• Figure record extracts
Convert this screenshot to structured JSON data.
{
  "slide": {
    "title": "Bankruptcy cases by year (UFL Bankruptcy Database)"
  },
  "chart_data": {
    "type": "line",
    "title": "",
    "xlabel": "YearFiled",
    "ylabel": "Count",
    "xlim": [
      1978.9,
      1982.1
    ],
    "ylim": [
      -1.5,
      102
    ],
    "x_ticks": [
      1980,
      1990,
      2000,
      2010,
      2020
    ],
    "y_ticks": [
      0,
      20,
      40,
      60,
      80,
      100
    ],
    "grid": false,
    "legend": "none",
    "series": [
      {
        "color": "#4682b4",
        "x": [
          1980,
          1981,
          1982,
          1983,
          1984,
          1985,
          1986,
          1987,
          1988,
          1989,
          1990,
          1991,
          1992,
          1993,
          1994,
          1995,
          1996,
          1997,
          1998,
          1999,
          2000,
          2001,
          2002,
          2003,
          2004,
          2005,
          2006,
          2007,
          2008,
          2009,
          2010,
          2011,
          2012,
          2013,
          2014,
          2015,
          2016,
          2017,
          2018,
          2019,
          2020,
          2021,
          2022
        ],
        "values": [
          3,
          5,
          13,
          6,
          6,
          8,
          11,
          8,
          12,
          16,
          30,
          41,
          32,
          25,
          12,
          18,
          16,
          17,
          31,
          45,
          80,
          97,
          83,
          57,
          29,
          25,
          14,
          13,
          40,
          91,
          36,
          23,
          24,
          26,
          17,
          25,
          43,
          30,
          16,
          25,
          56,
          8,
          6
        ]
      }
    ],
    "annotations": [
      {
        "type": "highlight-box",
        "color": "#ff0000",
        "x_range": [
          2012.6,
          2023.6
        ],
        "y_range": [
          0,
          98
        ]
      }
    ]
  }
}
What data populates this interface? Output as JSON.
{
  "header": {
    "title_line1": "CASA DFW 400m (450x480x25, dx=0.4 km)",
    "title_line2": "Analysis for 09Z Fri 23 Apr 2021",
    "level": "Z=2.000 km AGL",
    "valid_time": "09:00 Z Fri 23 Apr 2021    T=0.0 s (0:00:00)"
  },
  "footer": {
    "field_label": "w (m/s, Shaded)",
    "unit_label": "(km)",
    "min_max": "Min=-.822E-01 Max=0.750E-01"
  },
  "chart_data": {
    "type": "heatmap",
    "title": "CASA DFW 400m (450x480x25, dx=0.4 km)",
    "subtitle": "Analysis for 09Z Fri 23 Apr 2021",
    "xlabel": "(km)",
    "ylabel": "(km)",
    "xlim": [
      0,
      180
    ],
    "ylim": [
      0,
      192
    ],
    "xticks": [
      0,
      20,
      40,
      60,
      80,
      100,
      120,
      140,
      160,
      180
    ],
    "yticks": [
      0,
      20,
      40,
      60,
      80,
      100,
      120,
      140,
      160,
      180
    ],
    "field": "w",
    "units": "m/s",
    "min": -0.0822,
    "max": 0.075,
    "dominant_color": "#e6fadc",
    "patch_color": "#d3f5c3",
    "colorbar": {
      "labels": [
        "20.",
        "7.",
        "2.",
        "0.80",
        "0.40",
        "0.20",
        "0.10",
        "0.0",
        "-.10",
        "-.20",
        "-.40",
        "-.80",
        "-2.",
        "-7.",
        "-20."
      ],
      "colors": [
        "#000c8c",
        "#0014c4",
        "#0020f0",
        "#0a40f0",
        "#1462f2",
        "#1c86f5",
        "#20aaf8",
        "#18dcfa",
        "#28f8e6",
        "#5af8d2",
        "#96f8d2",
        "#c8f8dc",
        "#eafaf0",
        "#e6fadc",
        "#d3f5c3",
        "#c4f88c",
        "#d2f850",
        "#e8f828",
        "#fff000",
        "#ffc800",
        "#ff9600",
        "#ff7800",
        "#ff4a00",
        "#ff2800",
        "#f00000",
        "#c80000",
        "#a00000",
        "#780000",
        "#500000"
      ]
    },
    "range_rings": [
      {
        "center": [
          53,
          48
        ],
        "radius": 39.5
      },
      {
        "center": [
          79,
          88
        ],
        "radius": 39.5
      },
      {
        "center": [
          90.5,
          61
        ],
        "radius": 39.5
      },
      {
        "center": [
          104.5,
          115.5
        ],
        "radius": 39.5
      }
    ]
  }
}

• Work to complete
Write the whole listing out again. Keep every line exactly as it is.

• Correct result
Convert this screenshot to structured JSON data.
{
  "slide": {
    "title": "Bankruptcy cases by year (UFL Bankruptcy Database)"
  },
  "chart_data": {
    "type": "line",
    "title": "",
    "xlabel": "YearFiled",
    "ylabel": "Count",
    "xlim": [
      1978.9,
      1982.1
    ],
    "ylim": [
      -1.5,
      102
    ],
    "x_ticks": [
      1980,
      1990,
      2000,
      2010,
      2020
    ],
    "y_ticks": [
      0,
      20,
      40,
      60,
      80,
      100
    ],
    "grid": false,
    "legend": "none",
    "series": [
      {
        "color": "#4682b4",
        "x": [
          1980,
          1981,
          1982,
          1983,
          1984,
          1985,
          1986,
          1987,
          1988,
          1989,
          1990,
          1991,
          1992,
          1993,
          1994,
          1995,
          1996,
          1997,
          1998,
          1999,
          2000,
          2001,
          2002,
          2003,
          2004,
          2005,
          2006,
          2007,
          2008,
          2009,
          2010,
          2011,
          2012,
          2013,
          2014,
          2015,
          2016,
          2017,
          2018,
          2019,
          2020,
          2021,
          2022
        ],
        "values": [
          3,
          5,
          13,
          6,
          6,
          8,
          11,
          8,
          12,
          16,
          30,
          41,
          32,
          25,
          12,
          18,
          16,
          17,
          31,
          45,
          80,
          97,
          83,
          57,
          29,
          25,
          14,
          13,
          40,
          91,
          36,
          23,
          24,
          26,
          17,
          25,
          43,
          30,
          16,
          25,
          56,
          8,
          6
        ]
      }
    ],
    "annotations": [
      {
        "type": "highlight-box",
        "color": "#ff0000",
        "x_range": [
          2012.6,
          2023.6
        ],
        "y_range": [
          0,
          98
        ]
      }
    ]
  }
}
What data populates this interface? Output as JSON.
{
  "header": {
    "title_line1": "CASA DFW 400m (450x480x25, dx=0.4 km)",
    "title_line2": "Analysis for 09Z Fri 23 Apr 2021",
    "level": "Z=2.000 km AGL",
    "valid_time": "09:00 Z Fri 23 Apr 2021    T=0.0 s (0:00:00)"
  },
  "footer": {
    "field_label": "w (m/s, Shaded)",
    "unit_label": "(km)",
    "min_max": "Min=-.822E-01 Max=0.750E-01"
  },
  "chart_data": {
    "type": "heatmap",
    "title": "CASA DFW 400m (450x480x25, dx=0.4 km)",
    "subtitle": "Analysis for 09Z Fri 23 Apr 2021",
    "xlabel": "(km)",
    "ylabel": "(km)",
    "xlim": [
      0,
      180
    ],
    "ylim": [
      0,
      192
    ],
    "xticks": [
      0,
      20,
      40,
      60,
      80,
      100,
      120,
      140,
      160,
      180
    ],
    "yticks": [
      0,
      20,
      40,
      60,
      80,
      100,
      120,
      140,
      160,
      180
    ],
    "field": "w",
    "units": "m/s",
    "min": -0.0822,
    "max": 0.075,
    "dominant_color": "#e6fadc",
    "patch_color": "#d3f5c3",
    "colorbar": {
      "labels": [
        "20.",
        "7.",
        "2.",
        "0.80",
        "0.40",
        "0.20",
        "0.10",
        "0.0",
        "-.10",
        "-.20",
        "-.40",
        "-.80",
        "-2.",
        "-7.",
        "-20."
      ],
      "colors": [
        "#000c8c",
        "#0014c4",
        "#0020f0",
        "#0a40f0",
        "#1462f2",
        "#1c86f5",
        "#20aaf8",
        "#18dcfa",
        "#28f8e6",
        "#5af8d2",
        "#96f8d2",
        "#c8f8dc",
        "#eafaf0",
        "#e6fadc",
        "#d3f5c3",
        "#c4f88c",
        "#d2f850",
        "#e8f828",
        "#fff000",
        "#ffc800",
        "#ff9600",
        "#ff7800",
        "#ff4a00",
        "#ff2800",
        "#f00000",
        "#c80000",
        "#a00000",
        "#780000",
        "#500000"
      ]
    },
    "range_rings": [
      {
        "center": [
          53,
          48
        ],
        "radius": 39.5
      },
      {
        "center": [
          79,
          88
        ],
        "radius": 39.5
      },
      {
        "center": [
          90.5,
          61
        ],
        "radius": 39.5
      },
      {
        "center": [
          104.5,
          115.5
        ],
        "radius": 39.5
      }
    ]
  }
}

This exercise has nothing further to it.